Please copy the passage of the Zoom crash thread between "attaboyBrad commented 2" and "that notice before.", inclusive.

* Start SOURCE EXTRACT *

I've opened a ticket and will keep this thread apprised of any updates. Maybe it will help if other people open tickets as well.

As part of that ticket, I've uploaded a video where I reproduce the issue. In case it's of any use here, here's the link: https://youtu.be/8D6iDIk9ieI

attaboyBrad commented 2 years ago

Below is the response I got from Zoom Support, in case their recommendations provide any insight into what they think might be going wrong. These steps didn't help at all, and in fact now I get a "Zoom Crashed Unexpectedly" popup every time I launch Zoom--though I might have just disabled that notice before.

I expect it'll take some back and forth before this gets elevated to somebody that might have any idea what's going on. The first step is basically "uninstall and reinstall and cross your fingers". I'm not exactly sure what the second steps did regarding mDNSResponder and the like, but I'm less than pleased that Zoom is asking me to run terminal commands as Admin given their security track record.

Hi Attaboy,

Thank you for contacting Zoom Support!

Kindly follow this step if she is using a MacOS device:

  1. Open Zoom client and Quit from the Zoom menu

  2. Open Terminal

  3. Type: cd "Library/Application Support/zoom.us"

  4. Type: rm -rf data and hit enter:

  5. Uninstall Zoom Client

  6. Reboot Mac?

  7. Reinstall Zoom client: zoom.us/downloads

This should clear out any dirty data on the current profile. Please let me know if this helps!

The next troubleshooting step I have is:

  1. Open Terminal
  2. copy and paste the following command: sudo killall -HUP mDNSResponder; sleep 2
  3. Restart Mac
  4. Try again

Please let me know if you have any questions regarding this and I'd be happy to assist you further.

PatTheMav commented 2 years ago

That's a whole bunch of snake oil that's not doing anything remotely related to the crash issue.

Alas until we are able to reproduce this issue ourselves we are none the wiser (and given that Zoom is signed binary, we're not able to debug our plugin running within the address space of the Zoom app).

PatTheMav commented 2 years ago

What you could do (as you're able to reproduce the issue) is open a Terminal window and run this before trying to replicate the issue:

log stream --system | grep -i "zoom"

This streams all macOS log output to the standard output of your Terminal window and filters out all lines that do not contain the word "zoom" in it.

It's effectively the same output you get from Console.app (which you can run yourself on macOS). Note that filtering for "zoom" is me fishing in the dark, it could be that another keyword might actually yield the right log line, so you might either check the same lines in Console.app yourself and try to find the "gotcha" line, or adjust the keyword used by grep.

* End SOURCE EXTRACT *
* Start EXTRACTED RECORDS *

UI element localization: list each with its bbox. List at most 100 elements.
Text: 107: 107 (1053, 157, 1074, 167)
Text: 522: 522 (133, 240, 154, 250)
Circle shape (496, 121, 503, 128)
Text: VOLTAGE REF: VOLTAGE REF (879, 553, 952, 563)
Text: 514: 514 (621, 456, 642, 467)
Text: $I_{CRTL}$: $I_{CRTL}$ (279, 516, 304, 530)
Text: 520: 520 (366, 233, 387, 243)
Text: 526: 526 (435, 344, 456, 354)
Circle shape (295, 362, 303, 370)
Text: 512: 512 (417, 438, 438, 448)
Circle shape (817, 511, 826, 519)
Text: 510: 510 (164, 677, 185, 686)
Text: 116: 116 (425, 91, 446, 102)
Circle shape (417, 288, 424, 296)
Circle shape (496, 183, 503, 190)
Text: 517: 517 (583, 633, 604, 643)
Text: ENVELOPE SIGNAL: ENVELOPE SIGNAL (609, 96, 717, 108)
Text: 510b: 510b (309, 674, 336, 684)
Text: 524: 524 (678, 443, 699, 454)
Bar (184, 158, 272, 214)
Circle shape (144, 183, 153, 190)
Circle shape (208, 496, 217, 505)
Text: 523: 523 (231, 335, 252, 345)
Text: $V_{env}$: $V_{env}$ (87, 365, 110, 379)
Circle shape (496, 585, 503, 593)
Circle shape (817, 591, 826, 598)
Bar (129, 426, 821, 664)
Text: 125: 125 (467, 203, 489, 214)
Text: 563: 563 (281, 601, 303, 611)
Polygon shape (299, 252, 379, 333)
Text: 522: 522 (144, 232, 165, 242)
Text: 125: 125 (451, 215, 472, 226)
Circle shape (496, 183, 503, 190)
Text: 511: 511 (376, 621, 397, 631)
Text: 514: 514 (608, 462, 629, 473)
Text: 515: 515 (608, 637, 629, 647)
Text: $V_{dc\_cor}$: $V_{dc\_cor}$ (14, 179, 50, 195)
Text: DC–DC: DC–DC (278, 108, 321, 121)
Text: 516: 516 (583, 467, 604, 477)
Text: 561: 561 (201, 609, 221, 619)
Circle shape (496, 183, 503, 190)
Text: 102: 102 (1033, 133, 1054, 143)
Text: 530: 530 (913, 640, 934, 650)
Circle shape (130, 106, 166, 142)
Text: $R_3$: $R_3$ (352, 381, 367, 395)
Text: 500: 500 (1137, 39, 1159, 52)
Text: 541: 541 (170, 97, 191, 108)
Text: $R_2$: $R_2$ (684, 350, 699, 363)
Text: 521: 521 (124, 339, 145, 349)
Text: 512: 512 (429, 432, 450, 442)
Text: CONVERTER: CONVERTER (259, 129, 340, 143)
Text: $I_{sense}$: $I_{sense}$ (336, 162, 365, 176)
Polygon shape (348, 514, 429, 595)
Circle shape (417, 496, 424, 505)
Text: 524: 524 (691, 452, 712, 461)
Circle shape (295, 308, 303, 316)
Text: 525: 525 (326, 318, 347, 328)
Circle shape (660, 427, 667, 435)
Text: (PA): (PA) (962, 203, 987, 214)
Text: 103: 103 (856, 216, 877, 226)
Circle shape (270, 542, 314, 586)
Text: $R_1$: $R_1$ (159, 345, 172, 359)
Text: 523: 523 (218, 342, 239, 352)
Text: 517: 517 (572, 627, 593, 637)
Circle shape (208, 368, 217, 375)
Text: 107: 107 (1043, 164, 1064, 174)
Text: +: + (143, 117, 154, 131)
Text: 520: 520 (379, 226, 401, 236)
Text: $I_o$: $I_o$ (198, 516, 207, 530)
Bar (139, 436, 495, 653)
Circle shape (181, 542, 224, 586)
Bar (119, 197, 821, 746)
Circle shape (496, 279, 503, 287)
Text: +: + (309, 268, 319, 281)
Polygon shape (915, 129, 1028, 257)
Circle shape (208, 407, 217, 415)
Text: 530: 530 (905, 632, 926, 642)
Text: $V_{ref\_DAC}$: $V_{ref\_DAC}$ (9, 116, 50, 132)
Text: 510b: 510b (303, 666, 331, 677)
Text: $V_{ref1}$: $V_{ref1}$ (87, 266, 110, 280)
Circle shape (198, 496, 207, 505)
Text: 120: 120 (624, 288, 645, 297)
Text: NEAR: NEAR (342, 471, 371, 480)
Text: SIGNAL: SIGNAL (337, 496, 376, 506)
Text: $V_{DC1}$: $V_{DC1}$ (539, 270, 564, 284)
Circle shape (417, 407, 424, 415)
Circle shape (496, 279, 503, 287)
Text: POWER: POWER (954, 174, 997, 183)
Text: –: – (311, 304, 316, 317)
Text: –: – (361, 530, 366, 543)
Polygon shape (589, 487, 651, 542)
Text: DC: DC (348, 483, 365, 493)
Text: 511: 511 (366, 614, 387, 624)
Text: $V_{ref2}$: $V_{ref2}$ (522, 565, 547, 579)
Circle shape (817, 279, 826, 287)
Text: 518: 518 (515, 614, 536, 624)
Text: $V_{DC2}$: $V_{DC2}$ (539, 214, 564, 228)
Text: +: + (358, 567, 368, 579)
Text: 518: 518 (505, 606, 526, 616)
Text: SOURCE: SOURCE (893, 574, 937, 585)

* End EXTRACTED RECORDS *
* Start EXTRACTED RECORDS *

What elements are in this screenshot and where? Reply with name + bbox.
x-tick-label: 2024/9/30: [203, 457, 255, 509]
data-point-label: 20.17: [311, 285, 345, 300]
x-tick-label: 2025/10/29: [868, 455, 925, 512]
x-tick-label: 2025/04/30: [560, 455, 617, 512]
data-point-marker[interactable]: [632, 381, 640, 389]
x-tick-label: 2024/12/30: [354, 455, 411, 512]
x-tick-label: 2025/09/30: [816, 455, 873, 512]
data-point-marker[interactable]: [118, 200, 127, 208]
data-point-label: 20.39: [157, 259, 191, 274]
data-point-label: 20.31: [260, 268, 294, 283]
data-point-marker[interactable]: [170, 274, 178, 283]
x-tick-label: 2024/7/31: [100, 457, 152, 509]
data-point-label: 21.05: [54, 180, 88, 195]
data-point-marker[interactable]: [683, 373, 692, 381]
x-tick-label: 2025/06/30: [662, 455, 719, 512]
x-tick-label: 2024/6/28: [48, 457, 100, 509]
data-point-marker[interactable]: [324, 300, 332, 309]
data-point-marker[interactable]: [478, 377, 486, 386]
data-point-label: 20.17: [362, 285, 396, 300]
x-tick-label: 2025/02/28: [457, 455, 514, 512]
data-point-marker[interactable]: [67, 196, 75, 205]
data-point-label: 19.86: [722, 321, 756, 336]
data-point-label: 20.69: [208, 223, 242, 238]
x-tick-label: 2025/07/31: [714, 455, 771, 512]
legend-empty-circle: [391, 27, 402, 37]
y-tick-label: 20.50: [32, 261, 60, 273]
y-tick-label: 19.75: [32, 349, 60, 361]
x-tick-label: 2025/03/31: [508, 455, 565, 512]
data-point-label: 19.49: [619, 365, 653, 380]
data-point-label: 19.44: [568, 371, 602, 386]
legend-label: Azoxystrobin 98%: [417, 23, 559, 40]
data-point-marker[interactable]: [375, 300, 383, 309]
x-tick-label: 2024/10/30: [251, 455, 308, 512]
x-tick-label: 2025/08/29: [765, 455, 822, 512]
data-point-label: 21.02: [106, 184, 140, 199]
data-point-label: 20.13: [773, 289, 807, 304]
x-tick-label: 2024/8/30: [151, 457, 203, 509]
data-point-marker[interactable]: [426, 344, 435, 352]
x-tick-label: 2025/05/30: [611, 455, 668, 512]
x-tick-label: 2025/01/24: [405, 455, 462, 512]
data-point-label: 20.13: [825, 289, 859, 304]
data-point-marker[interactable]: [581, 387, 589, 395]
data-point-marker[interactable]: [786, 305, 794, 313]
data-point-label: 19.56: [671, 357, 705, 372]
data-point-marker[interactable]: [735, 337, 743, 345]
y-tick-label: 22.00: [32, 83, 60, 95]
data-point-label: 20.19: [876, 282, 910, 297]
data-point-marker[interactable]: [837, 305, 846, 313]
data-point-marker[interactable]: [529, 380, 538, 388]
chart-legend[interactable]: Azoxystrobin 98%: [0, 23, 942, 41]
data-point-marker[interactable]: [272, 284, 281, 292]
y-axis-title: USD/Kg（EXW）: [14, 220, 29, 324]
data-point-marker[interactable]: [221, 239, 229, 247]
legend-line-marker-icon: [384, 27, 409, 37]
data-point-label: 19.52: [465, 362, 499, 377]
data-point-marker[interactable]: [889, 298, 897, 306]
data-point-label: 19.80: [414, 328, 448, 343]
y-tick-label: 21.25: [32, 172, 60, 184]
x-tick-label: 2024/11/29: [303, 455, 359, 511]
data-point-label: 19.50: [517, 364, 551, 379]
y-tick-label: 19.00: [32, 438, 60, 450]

* End EXTRACTED RECORDS *

• [FINAL RESULT]:
attaboyBrad commented 2 years ago

Below is the response I got from Zoom Support, in case their recommendations provide any insight into what they think might be going wrong. These steps didn't help at all, and in fact now I get a "Zoom Crashed Unexpectedly" popup every time I launch Zoom--though I might have just disabled that notice before.